[Records from a dataset]

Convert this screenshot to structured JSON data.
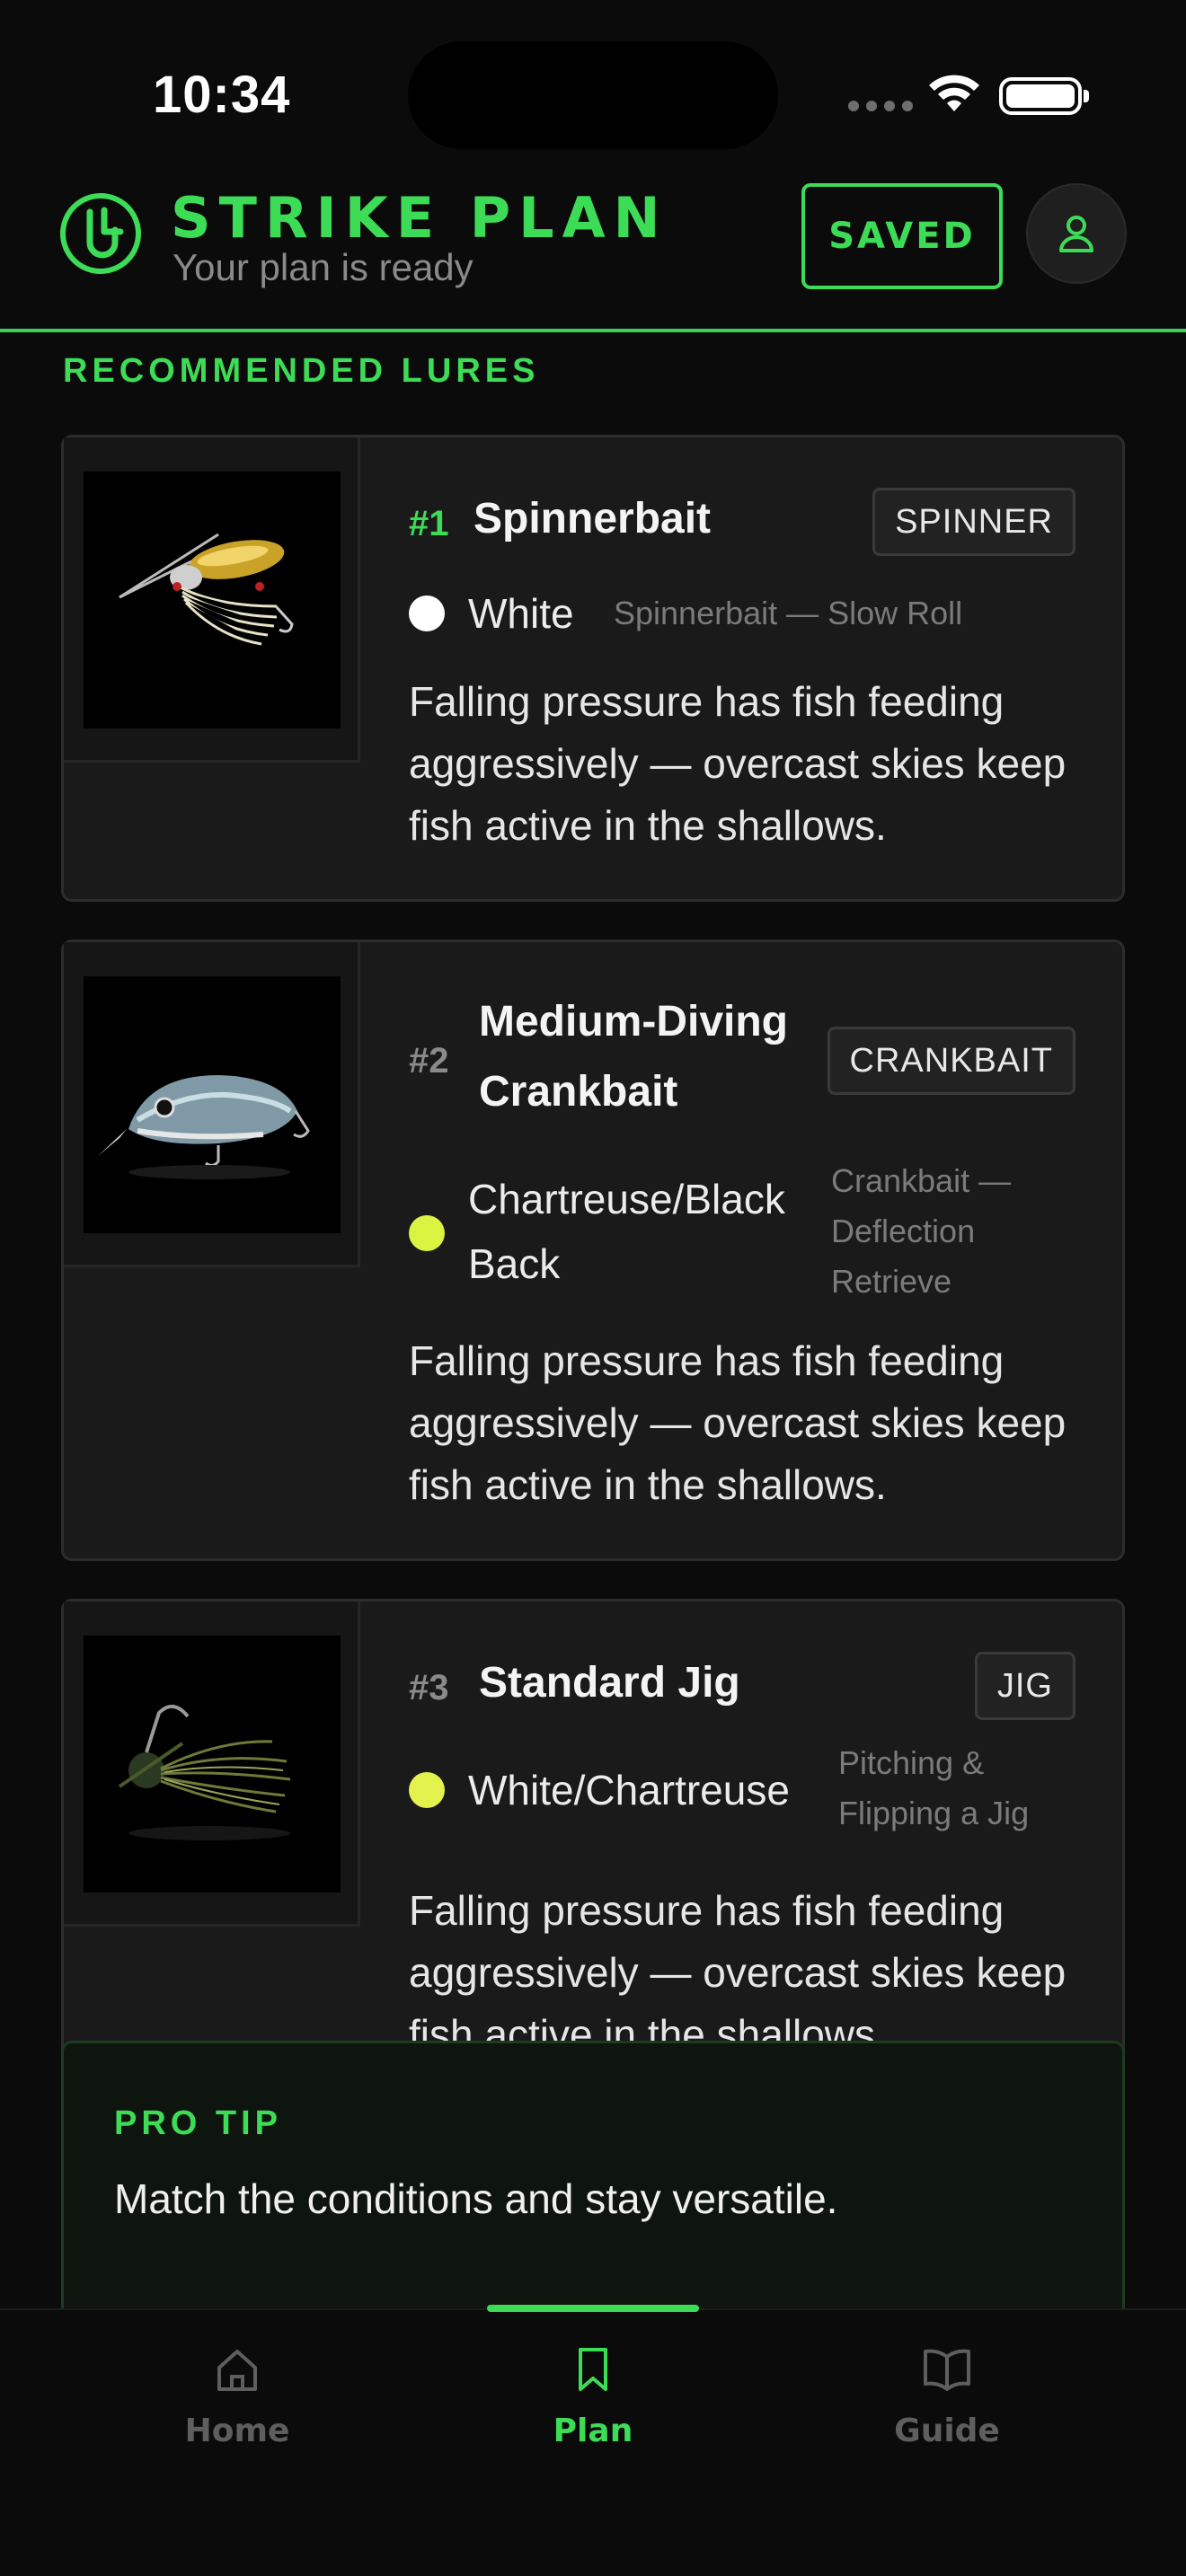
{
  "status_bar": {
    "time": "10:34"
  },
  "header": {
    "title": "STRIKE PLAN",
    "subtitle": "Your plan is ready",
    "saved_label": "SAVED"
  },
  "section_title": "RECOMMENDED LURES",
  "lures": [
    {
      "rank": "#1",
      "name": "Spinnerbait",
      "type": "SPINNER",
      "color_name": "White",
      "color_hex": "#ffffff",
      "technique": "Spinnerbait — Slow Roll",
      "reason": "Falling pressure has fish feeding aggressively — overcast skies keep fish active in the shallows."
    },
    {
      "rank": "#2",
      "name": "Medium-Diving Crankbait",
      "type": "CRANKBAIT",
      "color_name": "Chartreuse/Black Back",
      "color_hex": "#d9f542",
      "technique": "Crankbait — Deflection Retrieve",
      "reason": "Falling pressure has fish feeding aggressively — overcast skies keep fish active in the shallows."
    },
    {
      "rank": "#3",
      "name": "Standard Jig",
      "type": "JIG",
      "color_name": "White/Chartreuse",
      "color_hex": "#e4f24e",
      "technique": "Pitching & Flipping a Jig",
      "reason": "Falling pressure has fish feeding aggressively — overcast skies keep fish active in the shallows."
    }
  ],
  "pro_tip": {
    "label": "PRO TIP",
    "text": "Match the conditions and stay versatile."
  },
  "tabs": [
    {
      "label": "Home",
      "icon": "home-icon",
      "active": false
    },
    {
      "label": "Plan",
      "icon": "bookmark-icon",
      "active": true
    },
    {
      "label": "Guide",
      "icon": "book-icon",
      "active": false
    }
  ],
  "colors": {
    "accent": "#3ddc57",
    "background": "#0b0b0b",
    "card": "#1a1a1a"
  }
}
...
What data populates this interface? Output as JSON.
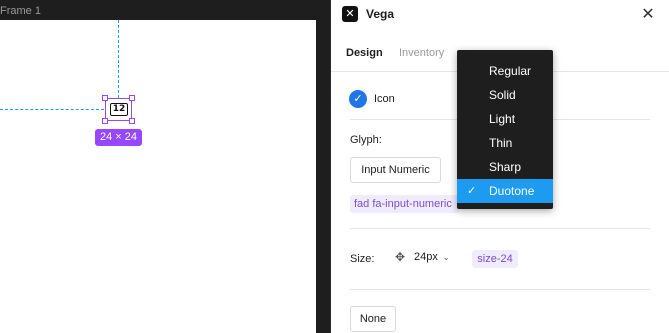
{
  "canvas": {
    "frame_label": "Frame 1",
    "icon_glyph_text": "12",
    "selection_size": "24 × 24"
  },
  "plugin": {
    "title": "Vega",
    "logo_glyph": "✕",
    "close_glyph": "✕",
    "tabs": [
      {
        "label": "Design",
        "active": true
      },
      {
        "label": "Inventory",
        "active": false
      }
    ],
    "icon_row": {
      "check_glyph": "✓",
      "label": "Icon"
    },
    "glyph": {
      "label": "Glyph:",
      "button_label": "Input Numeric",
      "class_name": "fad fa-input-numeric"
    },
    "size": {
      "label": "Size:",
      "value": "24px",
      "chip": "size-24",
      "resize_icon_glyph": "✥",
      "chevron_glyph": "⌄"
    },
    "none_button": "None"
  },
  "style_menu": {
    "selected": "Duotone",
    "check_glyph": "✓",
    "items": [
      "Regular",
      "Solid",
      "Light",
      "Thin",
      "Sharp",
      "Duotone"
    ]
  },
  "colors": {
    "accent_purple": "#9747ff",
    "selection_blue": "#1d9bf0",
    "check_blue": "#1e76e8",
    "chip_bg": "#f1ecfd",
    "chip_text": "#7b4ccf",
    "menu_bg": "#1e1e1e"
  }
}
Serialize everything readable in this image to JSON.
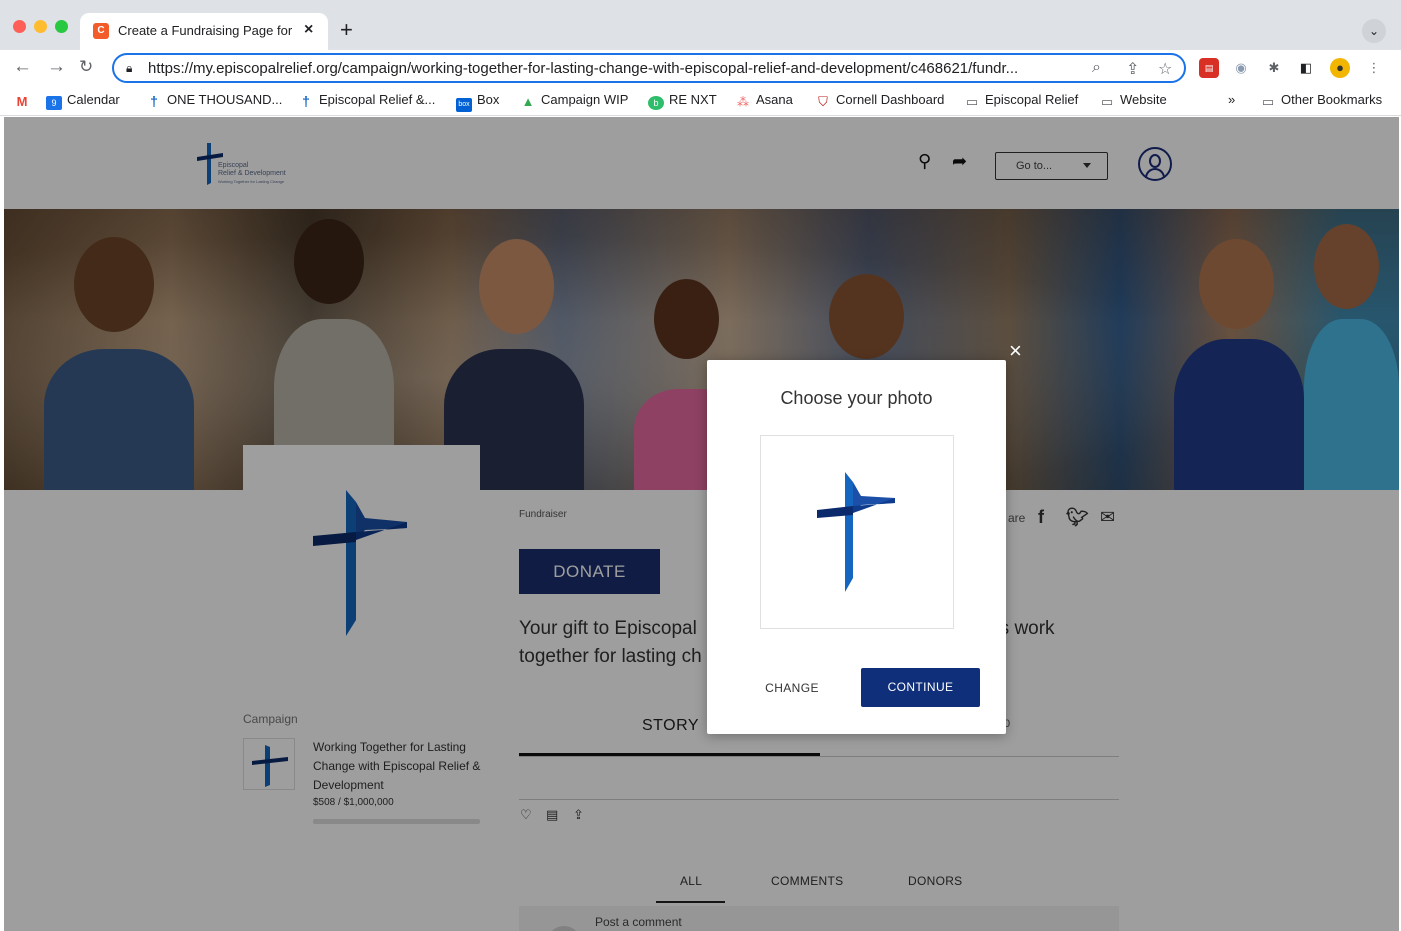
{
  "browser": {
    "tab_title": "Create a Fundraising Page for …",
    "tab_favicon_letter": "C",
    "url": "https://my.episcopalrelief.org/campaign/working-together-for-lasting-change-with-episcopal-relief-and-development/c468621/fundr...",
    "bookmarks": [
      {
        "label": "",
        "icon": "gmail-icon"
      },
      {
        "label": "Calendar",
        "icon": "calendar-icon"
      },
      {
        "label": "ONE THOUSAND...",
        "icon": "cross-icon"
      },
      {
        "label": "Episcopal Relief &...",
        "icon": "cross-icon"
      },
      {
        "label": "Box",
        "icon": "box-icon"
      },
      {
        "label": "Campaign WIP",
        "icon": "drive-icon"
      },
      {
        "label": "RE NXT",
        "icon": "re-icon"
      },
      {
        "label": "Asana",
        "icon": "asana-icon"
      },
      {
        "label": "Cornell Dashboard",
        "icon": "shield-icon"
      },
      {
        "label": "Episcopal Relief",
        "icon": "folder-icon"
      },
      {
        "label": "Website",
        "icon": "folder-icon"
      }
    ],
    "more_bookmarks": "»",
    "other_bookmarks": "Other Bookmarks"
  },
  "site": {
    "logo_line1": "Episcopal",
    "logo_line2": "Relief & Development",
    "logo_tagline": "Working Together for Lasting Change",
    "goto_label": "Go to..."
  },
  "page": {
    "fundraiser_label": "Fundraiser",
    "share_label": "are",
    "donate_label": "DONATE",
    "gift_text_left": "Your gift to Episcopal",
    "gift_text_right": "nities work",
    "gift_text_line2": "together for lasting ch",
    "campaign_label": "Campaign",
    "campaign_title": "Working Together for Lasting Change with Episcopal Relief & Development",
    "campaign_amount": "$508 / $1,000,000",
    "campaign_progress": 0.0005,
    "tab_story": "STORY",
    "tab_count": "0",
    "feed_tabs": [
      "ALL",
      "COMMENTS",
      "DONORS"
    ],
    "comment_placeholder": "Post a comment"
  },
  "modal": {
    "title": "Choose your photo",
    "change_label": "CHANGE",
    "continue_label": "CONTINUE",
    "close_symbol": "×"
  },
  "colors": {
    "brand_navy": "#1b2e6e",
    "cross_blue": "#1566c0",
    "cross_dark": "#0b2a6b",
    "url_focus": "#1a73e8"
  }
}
...
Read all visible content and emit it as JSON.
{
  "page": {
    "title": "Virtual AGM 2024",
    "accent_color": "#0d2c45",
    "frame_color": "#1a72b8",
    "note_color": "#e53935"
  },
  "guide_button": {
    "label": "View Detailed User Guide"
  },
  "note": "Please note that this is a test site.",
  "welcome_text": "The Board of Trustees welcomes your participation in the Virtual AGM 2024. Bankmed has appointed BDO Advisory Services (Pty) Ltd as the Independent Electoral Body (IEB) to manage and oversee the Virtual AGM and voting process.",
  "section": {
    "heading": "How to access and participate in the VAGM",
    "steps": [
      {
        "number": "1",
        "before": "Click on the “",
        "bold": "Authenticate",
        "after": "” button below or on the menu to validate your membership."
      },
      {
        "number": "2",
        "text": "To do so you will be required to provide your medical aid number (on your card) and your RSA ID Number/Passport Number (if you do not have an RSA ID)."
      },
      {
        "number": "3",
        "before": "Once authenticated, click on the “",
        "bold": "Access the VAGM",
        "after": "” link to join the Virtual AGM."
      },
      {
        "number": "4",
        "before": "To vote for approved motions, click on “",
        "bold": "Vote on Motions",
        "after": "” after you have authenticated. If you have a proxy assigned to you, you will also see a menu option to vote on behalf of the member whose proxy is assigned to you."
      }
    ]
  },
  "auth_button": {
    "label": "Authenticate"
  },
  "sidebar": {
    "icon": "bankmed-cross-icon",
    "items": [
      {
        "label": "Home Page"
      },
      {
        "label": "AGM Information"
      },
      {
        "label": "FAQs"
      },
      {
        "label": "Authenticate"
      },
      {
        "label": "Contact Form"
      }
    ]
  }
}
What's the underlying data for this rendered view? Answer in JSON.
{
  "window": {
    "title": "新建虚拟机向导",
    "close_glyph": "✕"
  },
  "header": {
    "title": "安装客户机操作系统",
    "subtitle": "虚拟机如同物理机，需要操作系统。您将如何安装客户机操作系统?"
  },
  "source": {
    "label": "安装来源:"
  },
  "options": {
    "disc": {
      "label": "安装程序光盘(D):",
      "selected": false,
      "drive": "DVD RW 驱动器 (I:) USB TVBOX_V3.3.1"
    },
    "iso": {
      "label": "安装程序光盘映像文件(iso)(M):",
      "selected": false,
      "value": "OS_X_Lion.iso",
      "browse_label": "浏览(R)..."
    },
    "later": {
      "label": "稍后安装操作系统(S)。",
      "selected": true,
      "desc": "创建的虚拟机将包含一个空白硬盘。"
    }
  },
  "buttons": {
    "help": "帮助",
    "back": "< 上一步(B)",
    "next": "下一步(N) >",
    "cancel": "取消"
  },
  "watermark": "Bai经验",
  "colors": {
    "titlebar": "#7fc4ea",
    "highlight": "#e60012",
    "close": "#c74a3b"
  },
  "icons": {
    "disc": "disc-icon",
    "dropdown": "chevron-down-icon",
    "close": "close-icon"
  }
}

• [THE EXERCISE]
Copy the lines from the entries above in which the word "drive" appears.

• [THE ANSWER]
        "icon": "drive-icon"
      "drive": "DVD RW 驱动器 (I:) USB TVBOX_V3.3.1"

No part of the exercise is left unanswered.